## Task directions
Exactly as given, repeat all of the entries.

## Records for processing
━━━━━━━━━━

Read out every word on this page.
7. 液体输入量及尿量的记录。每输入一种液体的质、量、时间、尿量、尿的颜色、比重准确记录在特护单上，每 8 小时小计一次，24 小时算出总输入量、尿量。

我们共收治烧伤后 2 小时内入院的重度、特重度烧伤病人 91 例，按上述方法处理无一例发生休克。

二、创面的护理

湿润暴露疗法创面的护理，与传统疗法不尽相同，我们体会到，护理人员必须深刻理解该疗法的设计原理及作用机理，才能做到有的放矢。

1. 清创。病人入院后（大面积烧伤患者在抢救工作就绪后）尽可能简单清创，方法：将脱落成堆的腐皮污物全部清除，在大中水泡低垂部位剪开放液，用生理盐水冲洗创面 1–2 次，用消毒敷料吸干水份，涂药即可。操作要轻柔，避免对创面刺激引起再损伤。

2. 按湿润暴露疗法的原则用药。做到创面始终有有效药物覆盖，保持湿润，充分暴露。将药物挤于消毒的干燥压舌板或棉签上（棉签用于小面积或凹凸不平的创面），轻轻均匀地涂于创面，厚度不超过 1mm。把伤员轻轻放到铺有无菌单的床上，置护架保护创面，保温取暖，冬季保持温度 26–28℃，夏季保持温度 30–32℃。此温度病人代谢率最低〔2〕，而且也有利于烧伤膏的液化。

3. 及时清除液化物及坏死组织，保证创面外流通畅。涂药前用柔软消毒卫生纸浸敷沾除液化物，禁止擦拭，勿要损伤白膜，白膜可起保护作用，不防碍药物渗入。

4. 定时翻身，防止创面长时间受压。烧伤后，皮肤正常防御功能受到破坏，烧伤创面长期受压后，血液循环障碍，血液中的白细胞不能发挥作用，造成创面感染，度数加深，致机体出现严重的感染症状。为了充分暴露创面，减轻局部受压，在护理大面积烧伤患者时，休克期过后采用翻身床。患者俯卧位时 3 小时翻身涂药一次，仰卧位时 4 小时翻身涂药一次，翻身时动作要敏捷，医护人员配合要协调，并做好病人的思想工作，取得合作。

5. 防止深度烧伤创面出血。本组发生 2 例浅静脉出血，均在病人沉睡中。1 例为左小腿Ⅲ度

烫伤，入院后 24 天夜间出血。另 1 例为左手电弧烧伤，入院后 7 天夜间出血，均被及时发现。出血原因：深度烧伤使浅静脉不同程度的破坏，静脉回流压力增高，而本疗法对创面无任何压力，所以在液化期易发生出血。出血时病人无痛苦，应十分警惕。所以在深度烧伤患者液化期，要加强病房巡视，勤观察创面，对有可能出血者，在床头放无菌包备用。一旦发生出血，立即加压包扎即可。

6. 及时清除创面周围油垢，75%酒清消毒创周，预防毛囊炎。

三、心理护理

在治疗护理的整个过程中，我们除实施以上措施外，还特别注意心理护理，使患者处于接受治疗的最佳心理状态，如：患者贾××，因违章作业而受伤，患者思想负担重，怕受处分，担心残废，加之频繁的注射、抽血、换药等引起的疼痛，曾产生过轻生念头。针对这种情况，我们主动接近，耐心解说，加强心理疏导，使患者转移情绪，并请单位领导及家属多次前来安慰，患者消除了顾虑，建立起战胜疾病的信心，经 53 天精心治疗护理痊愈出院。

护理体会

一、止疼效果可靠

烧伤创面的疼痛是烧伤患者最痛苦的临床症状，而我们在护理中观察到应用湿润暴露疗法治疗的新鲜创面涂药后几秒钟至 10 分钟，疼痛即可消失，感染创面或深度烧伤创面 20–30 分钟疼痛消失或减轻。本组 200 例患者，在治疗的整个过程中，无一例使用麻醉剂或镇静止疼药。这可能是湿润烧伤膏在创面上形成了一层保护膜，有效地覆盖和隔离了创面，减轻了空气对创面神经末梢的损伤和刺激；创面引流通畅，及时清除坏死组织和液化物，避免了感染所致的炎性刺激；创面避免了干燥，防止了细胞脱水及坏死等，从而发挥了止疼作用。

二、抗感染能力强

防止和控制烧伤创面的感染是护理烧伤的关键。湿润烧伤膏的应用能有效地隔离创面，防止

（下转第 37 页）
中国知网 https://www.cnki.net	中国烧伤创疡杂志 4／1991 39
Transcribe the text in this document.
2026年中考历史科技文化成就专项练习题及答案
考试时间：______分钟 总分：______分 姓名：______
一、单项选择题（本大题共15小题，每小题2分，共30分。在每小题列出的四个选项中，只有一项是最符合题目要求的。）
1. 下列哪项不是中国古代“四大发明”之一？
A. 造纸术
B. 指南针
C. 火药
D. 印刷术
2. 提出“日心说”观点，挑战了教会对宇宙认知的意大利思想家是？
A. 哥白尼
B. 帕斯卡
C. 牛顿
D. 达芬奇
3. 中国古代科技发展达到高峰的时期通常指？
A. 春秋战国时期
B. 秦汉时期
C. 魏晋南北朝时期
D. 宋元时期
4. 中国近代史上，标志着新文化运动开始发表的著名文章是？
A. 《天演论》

━━━━━━━━━━

## Answer to this exercise
Read out every word on this page.
7. 液体输入量及尿量的记录。每输入一种液体的质、量、时间、尿量、尿的颜色、比重准确记录在特护单上，每 8 小时小计一次，24 小时算出总输入量、尿量。

我们共收治烧伤后 2 小时内入院的重度、特重度烧伤病人 91 例，按上述方法处理无一例发生休克。

二、创面的护理

湿润暴露疗法创面的护理，与传统疗法不尽相同，我们体会到，护理人员必须深刻理解该疗法的设计原理及作用机理，才能做到有的放矢。

1. 清创。病人入院后（大面积烧伤患者在抢救工作就绪后）尽可能简单清创，方法：将脱落成堆的腐皮污物全部清除，在大中水泡低垂部位剪开放液，用生理盐水冲洗创面 1–2 次，用消毒敷料吸干水份，涂药即可。操作要轻柔，避免对创面刺激引起再损伤。

2. 按湿润暴露疗法的原则用药。做到创面始终有有效药物覆盖，保持湿润，充分暴露。将药物挤于消毒的干燥压舌板或棉签上（棉签用于小面积或凹凸不平的创面），轻轻均匀地涂于创面，厚度不超过 1mm。把伤员轻轻放到铺有无菌单的床上，置护架保护创面，保温取暖，冬季保持温度 26–28℃，夏季保持温度 30–32℃。此温度病人代谢率最低〔2〕，而且也有利于烧伤膏的液化。

3. 及时清除液化物及坏死组织，保证创面外流通畅。涂药前用柔软消毒卫生纸浸敷沾除液化物，禁止擦拭，勿要损伤白膜，白膜可起保护作用，不防碍药物渗入。

4. 定时翻身，防止创面长时间受压。烧伤后，皮肤正常防御功能受到破坏，烧伤创面长期受压后，血液循环障碍，血液中的白细胞不能发挥作用，造成创面感染，度数加深，致机体出现严重的感染症状。为了充分暴露创面，减轻局部受压，在护理大面积烧伤患者时，休克期过后采用翻身床。患者俯卧位时 3 小时翻身涂药一次，仰卧位时 4 小时翻身涂药一次，翻身时动作要敏捷，医护人员配合要协调，并做好病人的思想工作，取得合作。

5. 防止深度烧伤创面出血。本组发生 2 例浅静脉出血，均在病人沉睡中。1 例为左小腿Ⅲ度

烫伤，入院后 24 天夜间出血。另 1 例为左手电弧烧伤，入院后 7 天夜间出血，均被及时发现。出血原因：深度烧伤使浅静脉不同程度的破坏，静脉回流压力增高，而本疗法对创面无任何压力，所以在液化期易发生出血。出血时病人无痛苦，应十分警惕。所以在深度烧伤患者液化期，要加强病房巡视，勤观察创面，对有可能出血者，在床头放无菌包备用。一旦发生出血，立即加压包扎即可。

6. 及时清除创面周围油垢，75%酒清消毒创周，预防毛囊炎。

三、心理护理

在治疗护理的整个过程中，我们除实施以上措施外，还特别注意心理护理，使患者处于接受治疗的最佳心理状态，如：患者贾××，因违章作业而受伤，患者思想负担重，怕受处分，担心残废，加之频繁的注射、抽血、换药等引起的疼痛，曾产生过轻生念头。针对这种情况，我们主动接近，耐心解说，加强心理疏导，使患者转移情绪，并请单位领导及家属多次前来安慰，患者消除了顾虑，建立起战胜疾病的信心，经 53 天精心治疗护理痊愈出院。

护理体会

一、止疼效果可靠

烧伤创面的疼痛是烧伤患者最痛苦的临床症状，而我们在护理中观察到应用湿润暴露疗法治疗的新鲜创面涂药后几秒钟至 10 分钟，疼痛即可消失，感染创面或深度烧伤创面 20–30 分钟疼痛消失或减轻。本组 200 例患者，在治疗的整个过程中，无一例使用麻醉剂或镇静止疼药。这可能是湿润烧伤膏在创面上形成了一层保护膜，有效地覆盖和隔离了创面，减轻了空气对创面神经末梢的损伤和刺激；创面引流通畅，及时清除坏死组织和液化物，避免了感染所致的炎性刺激；创面避免了干燥，防止了细胞脱水及坏死等，从而发挥了止疼作用。

二、抗感染能力强

防止和控制烧伤创面的感染是护理烧伤的关键。湿润烧伤膏的应用能有效地隔离创面，防止

（下转第 37 页）
中国知网 https://www.cnki.net	中国烧伤创疡杂志 4／1991 39
Transcribe the text in this document.
2026年中考历史科技文化成就专项练习题及答案
考试时间：______分钟 总分：______分 姓名：______
一、单项选择题（本大题共15小题，每小题2分，共30分。在每小题列出的四个选项中，只有一项是最符合题目要求的。）
1. 下列哪项不是中国古代“四大发明”之一？
A. 造纸术
B. 指南针
C. 火药
D. 印刷术
2. 提出“日心说”观点，挑战了教会对宇宙认知的意大利思想家是？
A. 哥白尼
B. 帕斯卡
C. 牛顿
D. 达芬奇
3. 中国古代科技发展达到高峰的时期通常指？
A. 春秋战国时期
B. 秦汉时期
C. 魏晋南北朝时期
D. 宋元时期
4. 中国近代史上，标志着新文化运动开始发表的著名文章是？
A. 《天演论》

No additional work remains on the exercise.